Exercise brief: Find each line holding "that" and copy it out.

Records supplied:

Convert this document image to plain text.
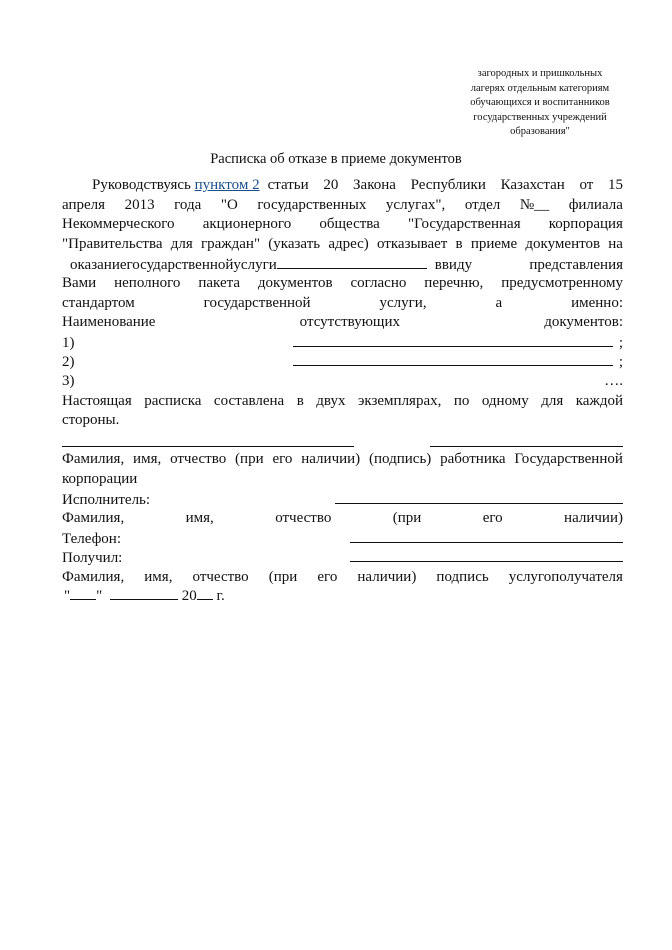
загородных и пришкольных
лагерях отдельным категориям
обучающихся и воспитанников
государственных учреждений
образования"
Расписка об отказе в приеме документов
Руководствуясь пунктом 2 статьи 20 Закона Республики Казахстан от 15
апреля 2013 года "О государственных услугах", отдел №__ филиала
Некоммерческого акционерного общества "Государственная корпорация
"Правительства для граждан" (указать адрес) отказывает в приеме документов на
оказание государственной услуги	ввиду	представления
Вами неполного пакета документов согласно перечню, предусмотренному
стандартом	государственной	услуги,	а	именно:
Наименование	отсутствующих	документов:
1)	;
2)	;
3)	….
Настоящая расписка составлена в двух экземплярах, по одному для каждой
стороны.
Фамилия, имя, отчество (при его наличии) (подпись) работника Государственной
корпорации
Исполнитель:
Фамилия,	имя,	отчество	(при	его	наличии)
Телефон:
Получил:
Фамилия, имя, отчество (при его наличии) подпись услугополучателя
" "	20 г.
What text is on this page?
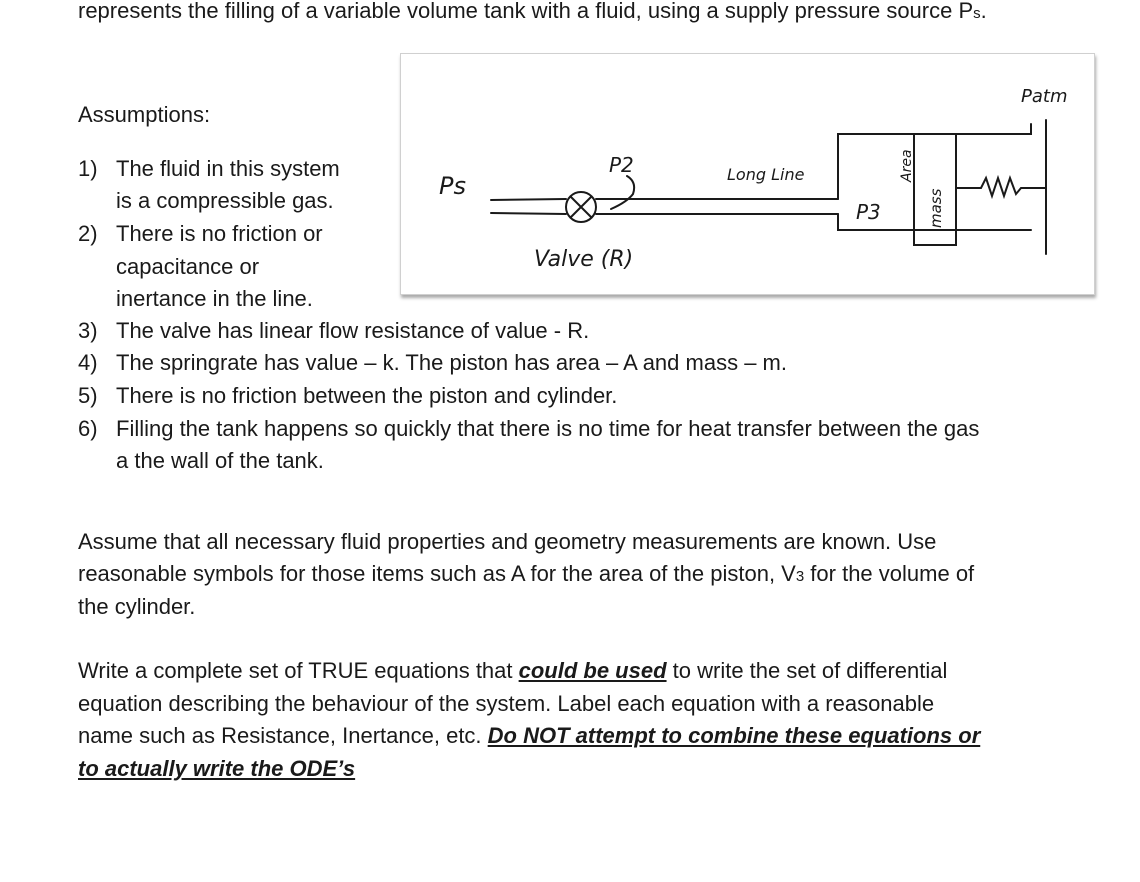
represents the filling of a variable volume tank with a fluid, using a supply pressure source Ps.
Assumptions:
1) The fluid in this system
is a compressible gas.
2) There is no friction or
capacitance or
inertance in the line.
3) The valve has linear flow resistance of value - R.
4) The springrate has value – k. The piston has area – A and mass – m.
5) There is no friction between the piston and cylinder.
6) Filling the tank happens so quickly that there is no time for heat transfer between the gas
a the wall of the tank.
Ps
P2	Long Line
P3
Patm
Valve (R)
Area
mass
Assume that all necessary fluid properties and geometry measurements are known. Use
reasonable symbols for those items such as A for the area of the piston, V3 for the volume of
the cylinder.
Write a complete set of TRUE equations that could be used to write the set of differential
equation describing the behaviour of the system. Label each equation with a reasonable
name such as Resistance, Inertance, etc. Do NOT attempt to combine these equations or
to actually write the ODE’s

Output for this exercise:
6) Filling the tank happens so quickly that there is no time for heat transfer between the gas
Assume that all necessary fluid properties and geometry measurements are known. Use
Write a complete set of TRUE equations that could be used to write the set of differential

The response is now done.